### What is asked
Among the lines below, list those containing the string "майна".

### Material for the task

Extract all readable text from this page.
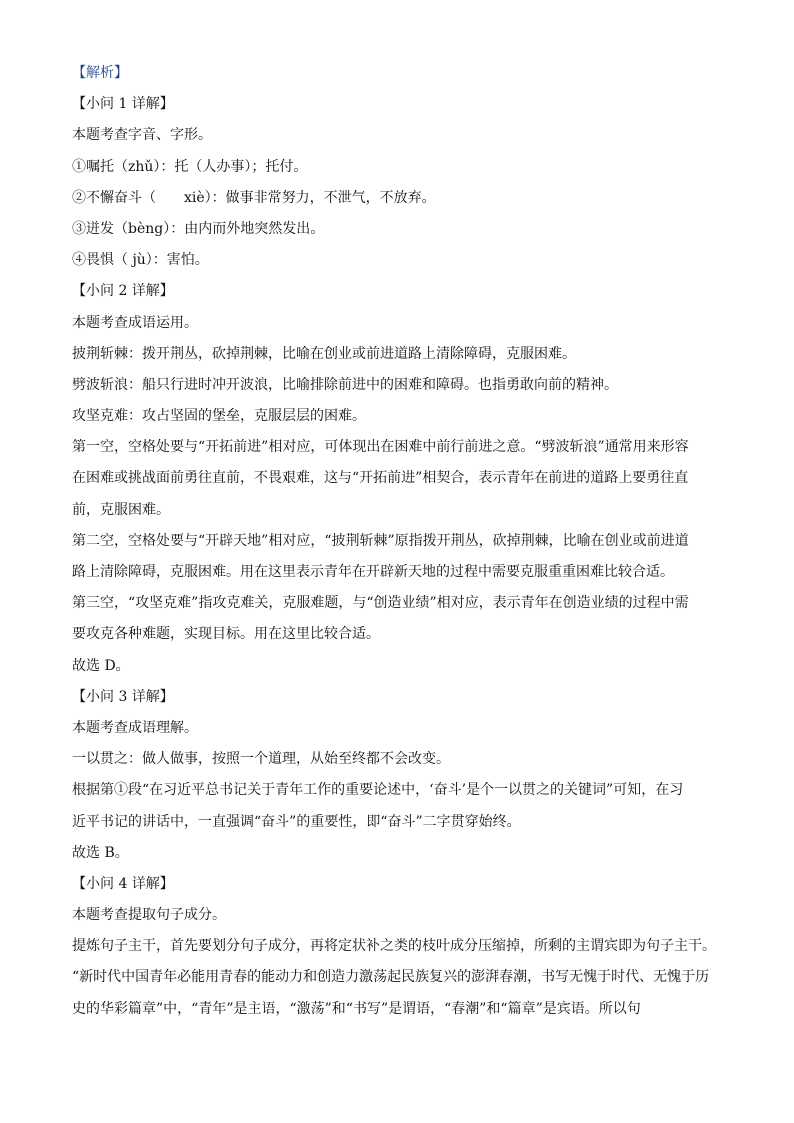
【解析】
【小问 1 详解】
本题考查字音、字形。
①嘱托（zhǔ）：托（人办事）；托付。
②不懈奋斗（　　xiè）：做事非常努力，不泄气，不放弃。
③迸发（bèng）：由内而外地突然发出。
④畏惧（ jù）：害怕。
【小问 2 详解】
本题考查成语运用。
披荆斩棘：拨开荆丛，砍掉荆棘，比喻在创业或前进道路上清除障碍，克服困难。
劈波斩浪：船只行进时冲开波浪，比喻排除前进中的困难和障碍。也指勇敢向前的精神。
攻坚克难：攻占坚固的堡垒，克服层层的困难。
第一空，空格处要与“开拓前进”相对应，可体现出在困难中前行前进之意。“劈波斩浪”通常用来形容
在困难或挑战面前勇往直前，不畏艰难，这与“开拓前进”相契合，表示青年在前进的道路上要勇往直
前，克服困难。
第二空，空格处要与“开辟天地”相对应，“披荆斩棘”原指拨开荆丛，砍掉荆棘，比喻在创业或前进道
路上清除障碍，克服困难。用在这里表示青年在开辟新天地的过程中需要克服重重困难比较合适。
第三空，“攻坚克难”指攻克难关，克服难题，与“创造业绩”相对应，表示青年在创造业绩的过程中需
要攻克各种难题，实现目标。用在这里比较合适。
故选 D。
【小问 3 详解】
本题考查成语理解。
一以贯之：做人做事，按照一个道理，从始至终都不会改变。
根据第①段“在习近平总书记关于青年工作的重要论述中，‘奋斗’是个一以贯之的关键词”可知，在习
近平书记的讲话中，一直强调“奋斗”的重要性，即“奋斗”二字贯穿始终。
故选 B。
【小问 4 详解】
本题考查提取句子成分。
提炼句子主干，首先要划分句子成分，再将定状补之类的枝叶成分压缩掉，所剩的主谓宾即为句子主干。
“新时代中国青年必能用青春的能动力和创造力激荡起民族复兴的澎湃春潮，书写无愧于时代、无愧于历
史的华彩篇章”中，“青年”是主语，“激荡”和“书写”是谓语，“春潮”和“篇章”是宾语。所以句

==

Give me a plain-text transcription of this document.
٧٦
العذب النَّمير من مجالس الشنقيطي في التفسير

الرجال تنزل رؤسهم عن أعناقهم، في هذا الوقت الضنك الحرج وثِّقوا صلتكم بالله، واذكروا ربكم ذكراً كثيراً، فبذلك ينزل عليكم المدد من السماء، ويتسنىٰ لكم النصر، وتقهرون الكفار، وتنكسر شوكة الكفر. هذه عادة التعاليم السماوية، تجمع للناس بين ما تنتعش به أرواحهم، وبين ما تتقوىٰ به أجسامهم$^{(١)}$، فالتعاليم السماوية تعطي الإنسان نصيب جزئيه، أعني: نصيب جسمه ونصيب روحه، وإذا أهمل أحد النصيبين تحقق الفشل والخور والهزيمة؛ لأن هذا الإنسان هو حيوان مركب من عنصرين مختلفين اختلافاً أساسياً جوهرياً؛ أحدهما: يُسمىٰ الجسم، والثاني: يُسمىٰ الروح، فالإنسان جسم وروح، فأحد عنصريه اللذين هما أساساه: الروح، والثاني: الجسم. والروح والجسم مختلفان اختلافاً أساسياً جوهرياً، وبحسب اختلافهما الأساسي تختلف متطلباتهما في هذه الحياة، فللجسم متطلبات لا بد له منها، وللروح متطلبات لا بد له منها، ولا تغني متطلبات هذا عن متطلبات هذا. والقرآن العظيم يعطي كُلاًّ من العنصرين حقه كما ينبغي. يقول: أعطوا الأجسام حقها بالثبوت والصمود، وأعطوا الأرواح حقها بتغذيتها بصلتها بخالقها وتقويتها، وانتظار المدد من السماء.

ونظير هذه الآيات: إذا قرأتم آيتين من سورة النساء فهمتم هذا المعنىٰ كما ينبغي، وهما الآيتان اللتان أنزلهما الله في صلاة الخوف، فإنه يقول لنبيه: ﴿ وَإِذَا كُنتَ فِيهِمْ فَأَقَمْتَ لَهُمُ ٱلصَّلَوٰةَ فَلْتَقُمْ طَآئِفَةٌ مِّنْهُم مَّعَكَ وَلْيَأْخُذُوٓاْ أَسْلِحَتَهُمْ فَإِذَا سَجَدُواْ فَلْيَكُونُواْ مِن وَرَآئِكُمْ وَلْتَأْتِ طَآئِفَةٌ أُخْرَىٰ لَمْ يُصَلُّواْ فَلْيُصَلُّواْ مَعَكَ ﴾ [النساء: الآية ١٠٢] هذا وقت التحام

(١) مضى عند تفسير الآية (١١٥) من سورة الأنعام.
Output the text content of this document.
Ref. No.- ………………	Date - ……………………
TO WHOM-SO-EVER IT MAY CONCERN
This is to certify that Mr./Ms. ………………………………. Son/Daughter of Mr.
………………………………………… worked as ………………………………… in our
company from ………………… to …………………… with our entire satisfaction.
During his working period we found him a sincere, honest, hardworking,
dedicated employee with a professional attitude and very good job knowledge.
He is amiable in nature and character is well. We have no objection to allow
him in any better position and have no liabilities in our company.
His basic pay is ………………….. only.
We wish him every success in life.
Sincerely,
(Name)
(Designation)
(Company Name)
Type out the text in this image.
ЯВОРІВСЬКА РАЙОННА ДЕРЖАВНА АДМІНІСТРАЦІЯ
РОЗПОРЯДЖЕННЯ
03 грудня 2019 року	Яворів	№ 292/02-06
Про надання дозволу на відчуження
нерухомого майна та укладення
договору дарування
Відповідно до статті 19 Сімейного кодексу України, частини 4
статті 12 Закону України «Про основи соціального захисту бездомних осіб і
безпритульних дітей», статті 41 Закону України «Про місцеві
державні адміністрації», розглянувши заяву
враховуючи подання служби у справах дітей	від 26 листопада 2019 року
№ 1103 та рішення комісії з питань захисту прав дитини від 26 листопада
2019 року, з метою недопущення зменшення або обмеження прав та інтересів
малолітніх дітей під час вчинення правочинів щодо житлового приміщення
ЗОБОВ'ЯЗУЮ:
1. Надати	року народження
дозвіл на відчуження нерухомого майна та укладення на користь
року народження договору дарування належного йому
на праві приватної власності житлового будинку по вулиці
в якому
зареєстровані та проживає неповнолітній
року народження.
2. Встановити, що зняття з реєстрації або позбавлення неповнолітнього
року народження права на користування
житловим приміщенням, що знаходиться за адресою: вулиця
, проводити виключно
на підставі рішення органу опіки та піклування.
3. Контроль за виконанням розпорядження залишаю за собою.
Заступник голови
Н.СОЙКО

--

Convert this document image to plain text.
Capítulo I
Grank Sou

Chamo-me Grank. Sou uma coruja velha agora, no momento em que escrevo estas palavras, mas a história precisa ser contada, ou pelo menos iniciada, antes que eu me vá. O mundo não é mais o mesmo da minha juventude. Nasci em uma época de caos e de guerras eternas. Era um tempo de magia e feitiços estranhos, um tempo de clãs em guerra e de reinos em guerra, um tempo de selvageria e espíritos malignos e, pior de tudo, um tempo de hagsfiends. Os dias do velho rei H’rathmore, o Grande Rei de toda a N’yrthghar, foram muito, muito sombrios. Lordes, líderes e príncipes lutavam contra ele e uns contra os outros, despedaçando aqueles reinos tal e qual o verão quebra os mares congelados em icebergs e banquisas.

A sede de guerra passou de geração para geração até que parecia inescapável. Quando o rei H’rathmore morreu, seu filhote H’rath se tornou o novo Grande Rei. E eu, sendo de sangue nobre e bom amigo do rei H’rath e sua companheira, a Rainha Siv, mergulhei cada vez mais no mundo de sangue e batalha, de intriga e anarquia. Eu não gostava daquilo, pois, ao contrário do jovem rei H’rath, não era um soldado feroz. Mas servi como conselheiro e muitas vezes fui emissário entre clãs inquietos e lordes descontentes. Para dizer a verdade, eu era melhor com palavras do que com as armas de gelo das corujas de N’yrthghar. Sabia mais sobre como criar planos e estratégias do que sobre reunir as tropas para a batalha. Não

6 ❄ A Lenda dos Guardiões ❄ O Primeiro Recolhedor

### Task solution
нерухомого майна та укладення
дозвіл на відчуження нерухомого майна та укладення на користь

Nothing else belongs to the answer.